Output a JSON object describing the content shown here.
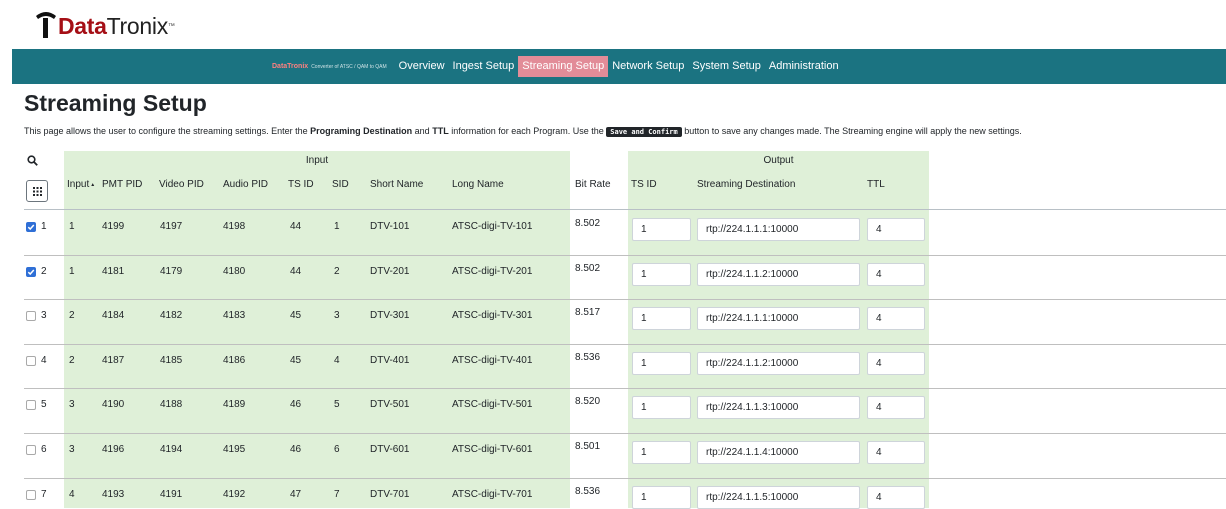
{
  "logo": {
    "text_data": "Data",
    "text_tronix": "Tronix",
    "tm": "™"
  },
  "navbar": {
    "brand_logo": "DataTronix",
    "brand_tagline": "Converter of ATSC / QAM to QAM",
    "links": [
      "Overview",
      "Ingest Setup",
      "Streaming Setup",
      "Network Setup",
      "System Setup",
      "Administration"
    ],
    "active": "Streaming Setup"
  },
  "page": {
    "title": "Streaming Setup",
    "desc_1": "This page allows the user to configure the streaming settings. Enter the ",
    "desc_b1": "Programing Destination",
    "desc_2": " and ",
    "desc_b2": "TTL",
    "desc_3": " information for each Program. Use the ",
    "desc_button": "Save and Confirm",
    "desc_4": " button to save any changes made. The Streaming engine will apply the new settings."
  },
  "table": {
    "group_input": "Input",
    "group_output": "Output",
    "headers": {
      "input": "Input",
      "pmt_pid": "PMT PID",
      "video_pid": "Video PID",
      "audio_pid": "Audio PID",
      "ts_id": "TS ID",
      "sid": "SID",
      "short_name": "Short Name",
      "long_name": "Long Name",
      "bit_rate": "Bit Rate",
      "out_ts_id": "TS ID",
      "destination": "Streaming Destination",
      "ttl": "TTL"
    },
    "sort_indicator": "▲",
    "rows": [
      {
        "num": "1",
        "checked": true,
        "input": "1",
        "pmt": "4199",
        "video": "4197",
        "audio": "4198",
        "tsid": "44",
        "sid": "1",
        "short": "DTV-101",
        "long": "ATSC-digi-TV-101",
        "bitrate": "8.502",
        "out_tsid": "1",
        "dest": "rtp://224.1.1.1:10000",
        "ttl": "4"
      },
      {
        "num": "2",
        "checked": true,
        "input": "1",
        "pmt": "4181",
        "video": "4179",
        "audio": "4180",
        "tsid": "44",
        "sid": "2",
        "short": "DTV-201",
        "long": "ATSC-digi-TV-201",
        "bitrate": "8.502",
        "out_tsid": "1",
        "dest": "rtp://224.1.1.2:10000",
        "ttl": "4"
      },
      {
        "num": "3",
        "checked": false,
        "input": "2",
        "pmt": "4184",
        "video": "4182",
        "audio": "4183",
        "tsid": "45",
        "sid": "3",
        "short": "DTV-301",
        "long": "ATSC-digi-TV-301",
        "bitrate": "8.517",
        "out_tsid": "1",
        "dest": "rtp://224.1.1.1:10000",
        "ttl": "4"
      },
      {
        "num": "4",
        "checked": false,
        "input": "2",
        "pmt": "4187",
        "video": "4185",
        "audio": "4186",
        "tsid": "45",
        "sid": "4",
        "short": "DTV-401",
        "long": "ATSC-digi-TV-401",
        "bitrate": "8.536",
        "out_tsid": "1",
        "dest": "rtp://224.1.1.2:10000",
        "ttl": "4"
      },
      {
        "num": "5",
        "checked": false,
        "input": "3",
        "pmt": "4190",
        "video": "4188",
        "audio": "4189",
        "tsid": "46",
        "sid": "5",
        "short": "DTV-501",
        "long": "ATSC-digi-TV-501",
        "bitrate": "8.520",
        "out_tsid": "1",
        "dest": "rtp://224.1.1.3:10000",
        "ttl": "4"
      },
      {
        "num": "6",
        "checked": false,
        "input": "3",
        "pmt": "4196",
        "video": "4194",
        "audio": "4195",
        "tsid": "46",
        "sid": "6",
        "short": "DTV-601",
        "long": "ATSC-digi-TV-601",
        "bitrate": "8.501",
        "out_tsid": "1",
        "dest": "rtp://224.1.1.4:10000",
        "ttl": "4"
      },
      {
        "num": "7",
        "checked": false,
        "input": "4",
        "pmt": "4193",
        "video": "4191",
        "audio": "4192",
        "tsid": "47",
        "sid": "7",
        "short": "DTV-701",
        "long": "ATSC-digi-TV-701",
        "bitrate": "8.536",
        "out_tsid": "1",
        "dest": "rtp://224.1.1.5:10000",
        "ttl": "4"
      }
    ]
  },
  "icons": {
    "search": "search-icon",
    "columns": "grid-columns-icon",
    "logo_mark": "datatronix-logo-mark"
  },
  "colors": {
    "navbar": "#1b7381",
    "nav_active": "#e28c98",
    "group_bg": "#dff0d8",
    "checkbox_on": "#2f6fd6",
    "logo_red": "#a50f16"
  }
}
::::
Gather each line in the data that holds the string "Output".

Output a JSON object describing the content shown here.
    "group_output": "Output",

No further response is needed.